Directions for this task: Your task is to print every entry below exactly as given.

Records shown:
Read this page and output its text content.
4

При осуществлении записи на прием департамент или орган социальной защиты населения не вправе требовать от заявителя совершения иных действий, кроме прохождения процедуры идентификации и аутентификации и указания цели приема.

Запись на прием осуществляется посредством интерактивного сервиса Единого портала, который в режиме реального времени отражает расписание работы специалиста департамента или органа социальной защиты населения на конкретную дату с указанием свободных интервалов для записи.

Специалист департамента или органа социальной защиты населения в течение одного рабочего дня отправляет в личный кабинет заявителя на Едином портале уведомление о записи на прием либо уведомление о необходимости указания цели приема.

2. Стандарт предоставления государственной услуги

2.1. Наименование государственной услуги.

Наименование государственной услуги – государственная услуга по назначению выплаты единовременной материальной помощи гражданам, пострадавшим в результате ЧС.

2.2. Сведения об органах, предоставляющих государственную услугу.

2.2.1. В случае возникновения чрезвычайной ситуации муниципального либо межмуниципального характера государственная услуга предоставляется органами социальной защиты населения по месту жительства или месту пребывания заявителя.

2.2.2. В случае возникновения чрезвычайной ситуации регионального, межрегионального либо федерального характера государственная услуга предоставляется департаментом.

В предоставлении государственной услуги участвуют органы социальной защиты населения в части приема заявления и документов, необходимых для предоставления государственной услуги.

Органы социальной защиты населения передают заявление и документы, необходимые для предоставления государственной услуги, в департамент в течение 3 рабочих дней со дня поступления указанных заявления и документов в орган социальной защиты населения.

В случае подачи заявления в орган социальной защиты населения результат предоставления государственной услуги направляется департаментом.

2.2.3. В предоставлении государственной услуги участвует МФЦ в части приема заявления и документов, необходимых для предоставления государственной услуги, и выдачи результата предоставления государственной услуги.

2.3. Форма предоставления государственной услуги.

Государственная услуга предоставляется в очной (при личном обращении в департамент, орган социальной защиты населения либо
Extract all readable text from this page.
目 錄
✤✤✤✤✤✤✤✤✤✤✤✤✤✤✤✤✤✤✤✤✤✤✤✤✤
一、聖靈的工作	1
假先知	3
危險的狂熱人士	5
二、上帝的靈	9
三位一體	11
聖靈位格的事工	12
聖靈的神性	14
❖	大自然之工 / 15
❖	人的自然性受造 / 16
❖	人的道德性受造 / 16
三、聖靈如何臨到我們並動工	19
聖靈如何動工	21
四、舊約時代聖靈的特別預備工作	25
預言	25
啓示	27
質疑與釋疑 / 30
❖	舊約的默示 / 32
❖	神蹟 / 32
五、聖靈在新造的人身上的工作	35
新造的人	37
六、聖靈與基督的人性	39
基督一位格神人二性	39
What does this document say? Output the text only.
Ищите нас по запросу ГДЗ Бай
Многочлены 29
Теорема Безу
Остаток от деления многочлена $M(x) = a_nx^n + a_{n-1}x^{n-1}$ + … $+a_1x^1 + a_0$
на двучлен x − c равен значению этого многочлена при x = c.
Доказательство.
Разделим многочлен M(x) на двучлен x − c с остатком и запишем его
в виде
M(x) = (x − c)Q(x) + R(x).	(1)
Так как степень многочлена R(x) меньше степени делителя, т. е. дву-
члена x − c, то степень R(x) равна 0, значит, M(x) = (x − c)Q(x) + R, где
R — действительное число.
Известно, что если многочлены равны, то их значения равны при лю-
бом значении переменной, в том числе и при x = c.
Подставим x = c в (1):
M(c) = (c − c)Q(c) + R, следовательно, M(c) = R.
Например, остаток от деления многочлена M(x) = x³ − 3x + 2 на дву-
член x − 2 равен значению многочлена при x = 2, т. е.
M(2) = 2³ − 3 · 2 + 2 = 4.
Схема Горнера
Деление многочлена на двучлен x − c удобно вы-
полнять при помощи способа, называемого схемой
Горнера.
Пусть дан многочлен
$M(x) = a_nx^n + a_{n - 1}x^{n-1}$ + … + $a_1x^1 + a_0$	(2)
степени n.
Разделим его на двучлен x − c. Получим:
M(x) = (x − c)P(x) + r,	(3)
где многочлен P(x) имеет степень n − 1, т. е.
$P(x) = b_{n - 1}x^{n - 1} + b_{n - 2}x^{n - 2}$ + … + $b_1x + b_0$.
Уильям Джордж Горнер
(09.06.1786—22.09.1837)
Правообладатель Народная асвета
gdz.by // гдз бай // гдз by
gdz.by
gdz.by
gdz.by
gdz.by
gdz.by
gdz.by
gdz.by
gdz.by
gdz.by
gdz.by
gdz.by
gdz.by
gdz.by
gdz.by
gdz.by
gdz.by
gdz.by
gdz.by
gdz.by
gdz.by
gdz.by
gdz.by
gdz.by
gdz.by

Answer to this task:
Read this page and output its text content.
4

При осуществлении записи на прием департамент или орган социальной защиты населения не вправе требовать от заявителя совершения иных действий, кроме прохождения процедуры идентификации и аутентификации и указания цели приема.

Запись на прием осуществляется посредством интерактивного сервиса Единого портала, который в режиме реального времени отражает расписание работы специалиста департамента или органа социальной защиты населения на конкретную дату с указанием свободных интервалов для записи.

Специалист департамента или органа социальной защиты населения в течение одного рабочего дня отправляет в личный кабинет заявителя на Едином портале уведомление о записи на прием либо уведомление о необходимости указания цели приема.

2. Стандарт предоставления государственной услуги

2.1. Наименование государственной услуги.

Наименование государственной услуги – государственная услуга по назначению выплаты единовременной материальной помощи гражданам, пострадавшим в результате ЧС.

2.2. Сведения об органах, предоставляющих государственную услугу.

2.2.1. В случае возникновения чрезвычайной ситуации муниципального либо межмуниципального характера государственная услуга предоставляется органами социальной защиты населения по месту жительства или месту пребывания заявителя.

2.2.2. В случае возникновения чрезвычайной ситуации регионального, межрегионального либо федерального характера государственная услуга предоставляется департаментом.

В предоставлении государственной услуги участвуют органы социальной защиты населения в части приема заявления и документов, необходимых для предоставления государственной услуги.

Органы социальной защиты населения передают заявление и документы, необходимые для предоставления государственной услуги, в департамент в течение 3 рабочих дней со дня поступления указанных заявления и документов в орган социальной защиты населения.

В случае подачи заявления в орган социальной защиты населения результат предоставления государственной услуги направляется департаментом.

2.2.3. В предоставлении государственной услуги участвует МФЦ в части приема заявления и документов, необходимых для предоставления государственной услуги, и выдачи результата предоставления государственной услуги.

2.3. Форма предоставления государственной услуги.

Государственная услуга предоставляется в очной (при личном обращении в департамент, орган социальной защиты населения либо
Extract all readable text from this page.
目 錄
✤✤✤✤✤✤✤✤✤✤✤✤✤✤✤✤✤✤✤✤✤✤✤✤✤
一、聖靈的工作	1
假先知	3
危險的狂熱人士	5
二、上帝的靈	9
三位一體	11
聖靈位格的事工	12
聖靈的神性	14
❖	大自然之工 / 15
❖	人的自然性受造 / 16
❖	人的道德性受造 / 16
三、聖靈如何臨到我們並動工	19
聖靈如何動工	21
四、舊約時代聖靈的特別預備工作	25
預言	25
啓示	27
質疑與釋疑 / 30
❖	舊約的默示 / 32
❖	神蹟 / 32
五、聖靈在新造的人身上的工作	35
新造的人	37
六、聖靈與基督的人性	39
基督一位格神人二性	39
What does this document say? Output the text only.
Ищите нас по запросу ГДЗ Бай
Многочлены 29
Теорема Безу
Остаток от деления многочлена $M(x) = a_nx^n + a_{n-1}x^{n-1}$ + … $+a_1x^1 + a_0$
на двучлен x − c равен значению этого многочлена при x = c.
Доказательство.
Разделим многочлен M(x) на двучлен x − c с остатком и запишем его
в виде
M(x) = (x − c)Q(x) + R(x).	(1)
Так как степень многочлена R(x) меньше степени делителя, т. е. дву-
члена x − c, то степень R(x) равна 0, значит, M(x) = (x − c)Q(x) + R, где
R — действительное число.
Известно, что если многочлены равны, то их значения равны при лю-
бом значении переменной, в том числе и при x = c.
Подставим x = c в (1):
M(c) = (c − c)Q(c) + R, следовательно, M(c) = R.
Например, остаток от деления многочлена M(x) = x³ − 3x + 2 на дву-
член x − 2 равен значению многочлена при x = 2, т. е.
M(2) = 2³ − 3 · 2 + 2 = 4.
Схема Горнера
Деление многочлена на двучлен x − c удобно вы-
полнять при помощи способа, называемого схемой
Горнера.
Пусть дан многочлен
$M(x) = a_nx^n + a_{n - 1}x^{n-1}$ + … + $a_1x^1 + a_0$	(2)
степени n.
Разделим его на двучлен x − c. Получим:
M(x) = (x − c)P(x) + r,	(3)
где многочлен P(x) имеет степень n − 1, т. е.
$P(x) = b_{n - 1}x^{n - 1} + b_{n - 2}x^{n - 2}$ + … + $b_1x + b_0$.
Уильям Джордж Горнер
(09.06.1786—22.09.1837)
Правообладатель Народная асвета
gdz.by // гдз бай // гдз by
gdz.by
gdz.by
gdz.by
gdz.by
gdz.by
gdz.by
gdz.by
gdz.by
gdz.by
gdz.by
gdz.by
gdz.by
gdz.by
gdz.by
gdz.by
gdz.by
gdz.by
gdz.by
gdz.by
gdz.by
gdz.by
gdz.by
gdz.by
gdz.by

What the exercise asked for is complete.